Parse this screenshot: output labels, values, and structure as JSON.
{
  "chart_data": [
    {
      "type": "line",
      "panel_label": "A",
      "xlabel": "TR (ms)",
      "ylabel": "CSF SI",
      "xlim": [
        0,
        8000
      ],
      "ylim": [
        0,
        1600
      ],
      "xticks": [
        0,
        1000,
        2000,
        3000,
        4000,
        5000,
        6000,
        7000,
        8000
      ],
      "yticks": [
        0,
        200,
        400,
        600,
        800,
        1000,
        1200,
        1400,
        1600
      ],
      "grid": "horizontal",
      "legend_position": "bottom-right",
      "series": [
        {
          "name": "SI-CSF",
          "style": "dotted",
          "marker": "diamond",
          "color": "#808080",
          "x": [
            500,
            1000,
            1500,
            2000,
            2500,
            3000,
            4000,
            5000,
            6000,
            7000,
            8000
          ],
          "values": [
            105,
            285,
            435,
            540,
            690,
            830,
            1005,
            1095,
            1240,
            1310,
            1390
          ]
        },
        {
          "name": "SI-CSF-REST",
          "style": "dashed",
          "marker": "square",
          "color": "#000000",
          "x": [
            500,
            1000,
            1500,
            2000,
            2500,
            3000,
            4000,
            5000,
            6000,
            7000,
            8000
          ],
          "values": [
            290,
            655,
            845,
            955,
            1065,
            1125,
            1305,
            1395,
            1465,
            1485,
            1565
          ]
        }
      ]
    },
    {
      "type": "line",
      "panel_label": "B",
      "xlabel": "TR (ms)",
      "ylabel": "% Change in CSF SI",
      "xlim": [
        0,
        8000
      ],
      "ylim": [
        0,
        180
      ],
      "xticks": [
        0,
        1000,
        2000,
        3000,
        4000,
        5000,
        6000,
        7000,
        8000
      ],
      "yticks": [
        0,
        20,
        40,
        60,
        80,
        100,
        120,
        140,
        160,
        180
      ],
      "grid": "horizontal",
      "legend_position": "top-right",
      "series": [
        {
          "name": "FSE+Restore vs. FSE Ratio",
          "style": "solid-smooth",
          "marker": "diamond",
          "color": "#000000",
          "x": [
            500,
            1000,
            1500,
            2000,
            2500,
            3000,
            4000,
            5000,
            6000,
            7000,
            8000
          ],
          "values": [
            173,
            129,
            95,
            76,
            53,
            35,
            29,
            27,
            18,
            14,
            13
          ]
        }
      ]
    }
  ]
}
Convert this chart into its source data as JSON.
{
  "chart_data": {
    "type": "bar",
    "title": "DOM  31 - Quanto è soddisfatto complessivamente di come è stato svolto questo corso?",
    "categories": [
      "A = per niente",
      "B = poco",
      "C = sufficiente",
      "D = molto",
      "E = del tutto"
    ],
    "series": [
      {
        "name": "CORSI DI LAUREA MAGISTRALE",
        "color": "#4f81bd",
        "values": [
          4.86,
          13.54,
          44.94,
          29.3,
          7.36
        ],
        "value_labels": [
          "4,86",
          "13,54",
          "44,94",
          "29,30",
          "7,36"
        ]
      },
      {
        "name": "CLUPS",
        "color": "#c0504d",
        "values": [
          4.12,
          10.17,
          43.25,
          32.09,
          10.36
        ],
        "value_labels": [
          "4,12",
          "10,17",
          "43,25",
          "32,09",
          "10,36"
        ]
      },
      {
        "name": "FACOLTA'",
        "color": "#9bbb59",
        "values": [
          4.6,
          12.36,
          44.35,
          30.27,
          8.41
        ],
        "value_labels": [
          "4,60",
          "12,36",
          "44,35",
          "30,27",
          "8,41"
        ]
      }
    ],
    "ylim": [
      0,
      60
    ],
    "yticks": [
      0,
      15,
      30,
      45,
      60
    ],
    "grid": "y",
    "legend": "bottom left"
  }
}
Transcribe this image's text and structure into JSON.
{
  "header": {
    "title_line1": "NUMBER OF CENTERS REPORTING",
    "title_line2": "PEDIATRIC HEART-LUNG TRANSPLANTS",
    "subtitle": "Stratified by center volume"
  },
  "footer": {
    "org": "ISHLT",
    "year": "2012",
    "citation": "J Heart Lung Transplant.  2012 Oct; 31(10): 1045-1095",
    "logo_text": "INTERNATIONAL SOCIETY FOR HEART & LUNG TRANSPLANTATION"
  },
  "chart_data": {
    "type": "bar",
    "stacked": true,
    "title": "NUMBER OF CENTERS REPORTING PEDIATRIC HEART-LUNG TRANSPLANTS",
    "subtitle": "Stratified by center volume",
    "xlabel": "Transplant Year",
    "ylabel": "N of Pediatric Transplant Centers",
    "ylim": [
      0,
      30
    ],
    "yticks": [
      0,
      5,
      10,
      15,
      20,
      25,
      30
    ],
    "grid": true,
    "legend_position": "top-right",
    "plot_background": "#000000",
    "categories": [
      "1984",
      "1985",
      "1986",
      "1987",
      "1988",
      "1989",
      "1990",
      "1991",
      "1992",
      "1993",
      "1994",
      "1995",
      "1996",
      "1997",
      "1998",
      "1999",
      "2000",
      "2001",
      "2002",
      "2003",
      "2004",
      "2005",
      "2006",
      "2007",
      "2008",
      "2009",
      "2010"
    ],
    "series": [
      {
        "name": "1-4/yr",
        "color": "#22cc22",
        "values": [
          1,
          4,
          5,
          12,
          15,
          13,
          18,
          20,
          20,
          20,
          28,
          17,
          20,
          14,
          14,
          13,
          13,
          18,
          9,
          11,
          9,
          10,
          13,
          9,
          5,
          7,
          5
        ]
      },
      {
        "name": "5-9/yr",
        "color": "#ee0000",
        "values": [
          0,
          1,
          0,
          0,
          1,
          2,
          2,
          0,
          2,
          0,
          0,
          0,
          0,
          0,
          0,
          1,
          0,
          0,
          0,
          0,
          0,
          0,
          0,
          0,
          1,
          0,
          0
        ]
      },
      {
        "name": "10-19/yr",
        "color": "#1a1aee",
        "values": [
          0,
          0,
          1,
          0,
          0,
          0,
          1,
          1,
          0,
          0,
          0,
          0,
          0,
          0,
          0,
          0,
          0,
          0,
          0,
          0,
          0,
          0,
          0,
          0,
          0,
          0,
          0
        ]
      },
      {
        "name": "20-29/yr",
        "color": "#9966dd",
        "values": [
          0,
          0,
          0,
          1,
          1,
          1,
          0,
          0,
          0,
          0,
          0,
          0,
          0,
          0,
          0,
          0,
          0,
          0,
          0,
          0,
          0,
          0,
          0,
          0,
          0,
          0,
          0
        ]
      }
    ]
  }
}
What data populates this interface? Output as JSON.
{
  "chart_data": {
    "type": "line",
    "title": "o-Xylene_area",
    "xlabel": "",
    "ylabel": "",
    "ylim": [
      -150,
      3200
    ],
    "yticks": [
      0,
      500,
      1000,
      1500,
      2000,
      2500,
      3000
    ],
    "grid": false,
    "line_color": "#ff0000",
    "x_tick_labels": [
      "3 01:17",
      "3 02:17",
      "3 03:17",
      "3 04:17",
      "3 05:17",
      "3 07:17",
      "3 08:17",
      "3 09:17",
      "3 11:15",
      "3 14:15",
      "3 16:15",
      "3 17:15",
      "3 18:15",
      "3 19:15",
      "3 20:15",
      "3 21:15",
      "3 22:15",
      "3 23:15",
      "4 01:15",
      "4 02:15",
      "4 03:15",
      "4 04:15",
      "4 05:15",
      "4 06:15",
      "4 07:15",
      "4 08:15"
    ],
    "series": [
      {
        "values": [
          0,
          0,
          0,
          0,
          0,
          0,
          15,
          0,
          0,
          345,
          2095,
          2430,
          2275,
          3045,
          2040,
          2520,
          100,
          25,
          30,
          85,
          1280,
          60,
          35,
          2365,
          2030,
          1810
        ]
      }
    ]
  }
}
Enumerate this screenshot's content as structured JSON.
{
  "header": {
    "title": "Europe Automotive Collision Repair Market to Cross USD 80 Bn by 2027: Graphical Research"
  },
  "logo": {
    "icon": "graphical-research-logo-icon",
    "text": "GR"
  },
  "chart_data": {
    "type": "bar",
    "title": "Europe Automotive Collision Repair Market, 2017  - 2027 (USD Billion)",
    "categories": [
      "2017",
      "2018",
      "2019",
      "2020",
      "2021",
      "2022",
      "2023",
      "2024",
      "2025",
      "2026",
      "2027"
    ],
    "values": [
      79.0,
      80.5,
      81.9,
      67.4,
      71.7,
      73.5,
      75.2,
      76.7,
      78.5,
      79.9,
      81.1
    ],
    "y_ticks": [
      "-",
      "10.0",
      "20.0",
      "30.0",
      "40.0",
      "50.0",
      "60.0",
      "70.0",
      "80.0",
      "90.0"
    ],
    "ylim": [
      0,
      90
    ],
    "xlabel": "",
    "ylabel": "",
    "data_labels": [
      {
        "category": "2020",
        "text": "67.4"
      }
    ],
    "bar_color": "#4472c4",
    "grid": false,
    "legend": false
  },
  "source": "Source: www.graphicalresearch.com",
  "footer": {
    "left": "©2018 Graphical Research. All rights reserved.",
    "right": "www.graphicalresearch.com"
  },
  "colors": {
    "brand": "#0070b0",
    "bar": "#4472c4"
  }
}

GIVEN REQUEST
Give back exactly the lines that run from the line with "Enumerate this screenshot's" through the close of the material, counting both ends, and nothing more.

EXERCISE ANSWER
Enumerate this screenshot's content as structured JSON.
{
  "header": {
    "title": "Europe Automotive Collision Repair Market to Cross USD 80 Bn by 2027: Graphical Research"
  },
  "logo": {
    "icon": "graphical-research-logo-icon",
    "text": "GR"
  },
  "chart_data": {
    "type": "bar",
    "title": "Europe Automotive Collision Repair Market, 2017  - 2027 (USD Billion)",
    "categories": [
      "2017",
      "2018",
      "2019",
      "2020",
      "2021",
      "2022",
      "2023",
      "2024",
      "2025",
      "2026",
      "2027"
    ],
    "values": [
      79.0,
      80.5,
      81.9,
      67.4,
      71.7,
      73.5,
      75.2,
      76.7,
      78.5,
      79.9,
      81.1
    ],
    "y_ticks": [
      "-",
      "10.0",
      "20.0",
      "30.0",
      "40.0",
      "50.0",
      "60.0",
      "70.0",
      "80.0",
      "90.0"
    ],
    "ylim": [
      0,
      90
    ],
    "xlabel": "",
    "ylabel": "",
    "data_labels": [
      {
        "category": "2020",
        "text": "67.4"
      }
    ],
    "bar_color": "#4472c4",
    "grid": false,
    "legend": false
  },
  "source": "Source: www.graphicalresearch.com",
  "footer": {
    "left": "©2018 Graphical Research. All rights reserved.",
    "right": "www.graphicalresearch.com"
  },
  "colors": {
    "brand": "#0070b0",
    "bar": "#4472c4"
  }
}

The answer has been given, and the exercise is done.